WHAT THE TASK ASKS
Calculate how many lines in the following records hold the word "density", and report that number without comment.

Data entries for graphics
- - - -
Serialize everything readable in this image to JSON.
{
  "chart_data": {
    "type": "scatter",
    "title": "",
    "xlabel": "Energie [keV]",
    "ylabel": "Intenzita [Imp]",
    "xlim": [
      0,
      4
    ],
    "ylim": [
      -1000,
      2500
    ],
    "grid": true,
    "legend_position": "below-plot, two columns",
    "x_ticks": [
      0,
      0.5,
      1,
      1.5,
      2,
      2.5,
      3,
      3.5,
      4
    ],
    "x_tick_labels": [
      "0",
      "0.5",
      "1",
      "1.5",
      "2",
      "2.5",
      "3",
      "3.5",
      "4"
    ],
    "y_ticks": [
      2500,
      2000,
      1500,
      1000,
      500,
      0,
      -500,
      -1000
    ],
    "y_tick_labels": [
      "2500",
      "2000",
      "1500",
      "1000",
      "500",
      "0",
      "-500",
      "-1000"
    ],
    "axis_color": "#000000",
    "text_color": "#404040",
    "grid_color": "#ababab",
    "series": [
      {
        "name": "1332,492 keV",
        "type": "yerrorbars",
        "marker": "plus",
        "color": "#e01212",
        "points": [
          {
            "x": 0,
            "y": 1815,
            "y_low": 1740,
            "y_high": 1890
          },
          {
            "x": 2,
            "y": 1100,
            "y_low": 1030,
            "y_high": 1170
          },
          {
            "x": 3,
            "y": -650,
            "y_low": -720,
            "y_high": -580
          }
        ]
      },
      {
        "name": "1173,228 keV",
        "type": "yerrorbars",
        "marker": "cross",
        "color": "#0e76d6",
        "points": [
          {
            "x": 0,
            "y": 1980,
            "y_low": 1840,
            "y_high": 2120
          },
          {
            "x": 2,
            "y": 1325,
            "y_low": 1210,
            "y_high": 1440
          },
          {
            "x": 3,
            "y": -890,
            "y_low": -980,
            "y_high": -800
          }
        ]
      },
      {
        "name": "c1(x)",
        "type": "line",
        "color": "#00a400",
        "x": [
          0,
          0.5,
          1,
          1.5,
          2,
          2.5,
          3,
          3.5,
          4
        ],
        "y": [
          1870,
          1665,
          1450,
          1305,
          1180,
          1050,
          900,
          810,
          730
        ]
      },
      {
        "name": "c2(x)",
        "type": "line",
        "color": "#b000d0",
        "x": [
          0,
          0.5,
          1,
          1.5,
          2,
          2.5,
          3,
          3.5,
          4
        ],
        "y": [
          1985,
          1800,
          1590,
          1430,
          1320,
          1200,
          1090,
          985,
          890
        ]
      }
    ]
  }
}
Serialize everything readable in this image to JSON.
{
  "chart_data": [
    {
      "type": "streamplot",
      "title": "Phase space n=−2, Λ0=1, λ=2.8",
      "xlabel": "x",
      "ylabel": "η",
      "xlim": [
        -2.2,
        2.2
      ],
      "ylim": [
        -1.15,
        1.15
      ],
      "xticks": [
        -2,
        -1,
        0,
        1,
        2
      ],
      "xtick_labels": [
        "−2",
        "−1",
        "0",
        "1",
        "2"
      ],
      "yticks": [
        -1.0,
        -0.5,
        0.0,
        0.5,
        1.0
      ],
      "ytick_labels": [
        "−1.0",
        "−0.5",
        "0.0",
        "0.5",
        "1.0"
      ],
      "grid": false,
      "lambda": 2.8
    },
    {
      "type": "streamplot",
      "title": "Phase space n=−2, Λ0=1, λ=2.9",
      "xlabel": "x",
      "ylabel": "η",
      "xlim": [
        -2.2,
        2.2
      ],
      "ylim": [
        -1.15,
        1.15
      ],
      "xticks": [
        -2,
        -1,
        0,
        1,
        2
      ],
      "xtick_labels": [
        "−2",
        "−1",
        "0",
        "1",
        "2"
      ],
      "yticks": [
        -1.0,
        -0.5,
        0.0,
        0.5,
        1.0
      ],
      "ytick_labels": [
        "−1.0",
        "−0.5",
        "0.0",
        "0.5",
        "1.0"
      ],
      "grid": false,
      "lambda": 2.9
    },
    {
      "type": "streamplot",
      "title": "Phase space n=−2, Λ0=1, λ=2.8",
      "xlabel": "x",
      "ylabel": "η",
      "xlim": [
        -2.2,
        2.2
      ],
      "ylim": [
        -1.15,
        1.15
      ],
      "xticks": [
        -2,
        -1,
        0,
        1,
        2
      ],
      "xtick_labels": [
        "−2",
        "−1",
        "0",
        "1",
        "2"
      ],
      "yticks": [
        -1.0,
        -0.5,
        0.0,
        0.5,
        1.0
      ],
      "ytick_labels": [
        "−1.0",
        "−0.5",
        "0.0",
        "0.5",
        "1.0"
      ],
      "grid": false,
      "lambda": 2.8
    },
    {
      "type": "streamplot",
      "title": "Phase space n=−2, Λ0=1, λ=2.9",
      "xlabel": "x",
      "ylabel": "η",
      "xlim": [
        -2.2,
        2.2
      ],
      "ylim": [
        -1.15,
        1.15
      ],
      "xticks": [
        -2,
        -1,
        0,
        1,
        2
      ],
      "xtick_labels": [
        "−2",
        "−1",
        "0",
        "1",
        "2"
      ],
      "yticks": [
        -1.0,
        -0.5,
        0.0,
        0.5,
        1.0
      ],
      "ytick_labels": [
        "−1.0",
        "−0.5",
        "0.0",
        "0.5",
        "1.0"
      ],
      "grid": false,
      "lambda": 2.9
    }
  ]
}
- - - -
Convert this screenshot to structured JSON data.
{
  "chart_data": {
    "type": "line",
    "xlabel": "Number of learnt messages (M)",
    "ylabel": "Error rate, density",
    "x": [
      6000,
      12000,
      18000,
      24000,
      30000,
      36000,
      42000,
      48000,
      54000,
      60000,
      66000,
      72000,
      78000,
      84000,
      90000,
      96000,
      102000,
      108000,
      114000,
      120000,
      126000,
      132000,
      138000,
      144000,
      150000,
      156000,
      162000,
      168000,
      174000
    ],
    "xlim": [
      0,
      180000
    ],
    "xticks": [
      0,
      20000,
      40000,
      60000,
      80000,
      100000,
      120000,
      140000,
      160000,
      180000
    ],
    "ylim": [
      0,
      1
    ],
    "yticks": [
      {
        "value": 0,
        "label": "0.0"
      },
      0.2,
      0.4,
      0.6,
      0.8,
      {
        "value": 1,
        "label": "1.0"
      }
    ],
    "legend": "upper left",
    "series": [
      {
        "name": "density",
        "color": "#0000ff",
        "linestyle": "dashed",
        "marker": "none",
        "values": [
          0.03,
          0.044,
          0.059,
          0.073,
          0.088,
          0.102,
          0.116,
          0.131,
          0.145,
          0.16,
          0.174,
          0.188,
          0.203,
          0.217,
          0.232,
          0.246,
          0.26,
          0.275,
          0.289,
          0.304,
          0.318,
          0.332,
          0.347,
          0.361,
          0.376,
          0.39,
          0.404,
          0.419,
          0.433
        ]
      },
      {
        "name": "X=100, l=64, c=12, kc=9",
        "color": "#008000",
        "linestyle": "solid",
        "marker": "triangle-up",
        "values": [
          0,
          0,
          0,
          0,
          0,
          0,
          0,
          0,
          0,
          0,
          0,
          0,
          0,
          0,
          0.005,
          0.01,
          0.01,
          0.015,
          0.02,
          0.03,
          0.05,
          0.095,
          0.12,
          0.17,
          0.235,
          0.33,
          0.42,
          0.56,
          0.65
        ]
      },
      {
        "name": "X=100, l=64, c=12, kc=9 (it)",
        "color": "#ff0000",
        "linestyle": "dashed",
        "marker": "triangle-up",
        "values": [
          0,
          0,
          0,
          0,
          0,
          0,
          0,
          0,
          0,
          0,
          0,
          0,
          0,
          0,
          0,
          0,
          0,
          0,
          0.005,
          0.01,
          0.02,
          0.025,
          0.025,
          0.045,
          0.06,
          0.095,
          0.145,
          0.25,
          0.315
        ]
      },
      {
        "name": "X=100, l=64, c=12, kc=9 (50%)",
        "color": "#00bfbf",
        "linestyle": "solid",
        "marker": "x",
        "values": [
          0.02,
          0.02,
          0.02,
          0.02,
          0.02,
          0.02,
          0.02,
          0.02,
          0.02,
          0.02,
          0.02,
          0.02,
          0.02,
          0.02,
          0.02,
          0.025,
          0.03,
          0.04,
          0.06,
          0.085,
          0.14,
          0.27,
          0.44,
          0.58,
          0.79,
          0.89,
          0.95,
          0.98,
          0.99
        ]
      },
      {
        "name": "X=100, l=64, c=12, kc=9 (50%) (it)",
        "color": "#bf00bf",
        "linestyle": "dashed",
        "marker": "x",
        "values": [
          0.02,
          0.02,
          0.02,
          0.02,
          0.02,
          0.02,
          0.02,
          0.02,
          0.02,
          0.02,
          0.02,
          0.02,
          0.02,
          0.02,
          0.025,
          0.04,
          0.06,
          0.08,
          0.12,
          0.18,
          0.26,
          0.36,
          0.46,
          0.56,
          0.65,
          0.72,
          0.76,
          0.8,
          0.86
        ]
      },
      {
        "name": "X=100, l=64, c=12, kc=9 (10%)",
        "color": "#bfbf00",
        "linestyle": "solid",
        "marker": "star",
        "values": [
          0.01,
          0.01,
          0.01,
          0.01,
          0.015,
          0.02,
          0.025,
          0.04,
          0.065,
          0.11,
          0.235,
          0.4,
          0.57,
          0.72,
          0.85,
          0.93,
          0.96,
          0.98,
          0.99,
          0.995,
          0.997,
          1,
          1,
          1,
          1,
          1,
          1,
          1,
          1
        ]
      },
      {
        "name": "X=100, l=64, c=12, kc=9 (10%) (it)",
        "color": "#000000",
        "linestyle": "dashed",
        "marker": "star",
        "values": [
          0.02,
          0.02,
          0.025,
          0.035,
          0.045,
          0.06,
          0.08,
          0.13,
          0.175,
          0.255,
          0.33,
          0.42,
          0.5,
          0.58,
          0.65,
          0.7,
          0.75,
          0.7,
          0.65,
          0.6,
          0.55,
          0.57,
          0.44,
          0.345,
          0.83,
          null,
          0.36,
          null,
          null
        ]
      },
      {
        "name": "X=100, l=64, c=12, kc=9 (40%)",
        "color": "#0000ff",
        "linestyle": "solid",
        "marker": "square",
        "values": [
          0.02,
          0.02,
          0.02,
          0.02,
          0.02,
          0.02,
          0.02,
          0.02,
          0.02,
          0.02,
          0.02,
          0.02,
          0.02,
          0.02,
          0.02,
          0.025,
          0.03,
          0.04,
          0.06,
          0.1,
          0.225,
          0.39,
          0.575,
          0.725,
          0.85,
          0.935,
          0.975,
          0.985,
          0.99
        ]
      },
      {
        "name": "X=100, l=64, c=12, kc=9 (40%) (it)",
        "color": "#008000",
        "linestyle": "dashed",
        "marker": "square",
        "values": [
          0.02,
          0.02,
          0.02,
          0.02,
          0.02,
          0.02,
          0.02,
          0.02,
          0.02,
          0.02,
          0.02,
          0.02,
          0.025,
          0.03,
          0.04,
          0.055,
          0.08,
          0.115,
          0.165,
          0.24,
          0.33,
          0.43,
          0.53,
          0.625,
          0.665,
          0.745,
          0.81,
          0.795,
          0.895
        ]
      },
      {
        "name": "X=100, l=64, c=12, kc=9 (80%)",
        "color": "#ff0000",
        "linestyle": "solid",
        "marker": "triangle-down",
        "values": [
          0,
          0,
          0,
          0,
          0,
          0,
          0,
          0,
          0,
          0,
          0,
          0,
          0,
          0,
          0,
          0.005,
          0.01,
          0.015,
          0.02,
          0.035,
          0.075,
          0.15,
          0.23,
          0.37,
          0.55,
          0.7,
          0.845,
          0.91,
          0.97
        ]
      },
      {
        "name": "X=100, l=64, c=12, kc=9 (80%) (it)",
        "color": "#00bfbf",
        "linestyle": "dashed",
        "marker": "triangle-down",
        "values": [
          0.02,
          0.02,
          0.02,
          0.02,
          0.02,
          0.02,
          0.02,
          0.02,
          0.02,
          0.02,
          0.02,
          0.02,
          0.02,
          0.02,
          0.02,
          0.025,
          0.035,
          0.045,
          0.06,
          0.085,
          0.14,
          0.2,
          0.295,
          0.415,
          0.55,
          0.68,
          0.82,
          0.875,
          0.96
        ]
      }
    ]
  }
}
- - - -
ANSWER FOR THE TASK
2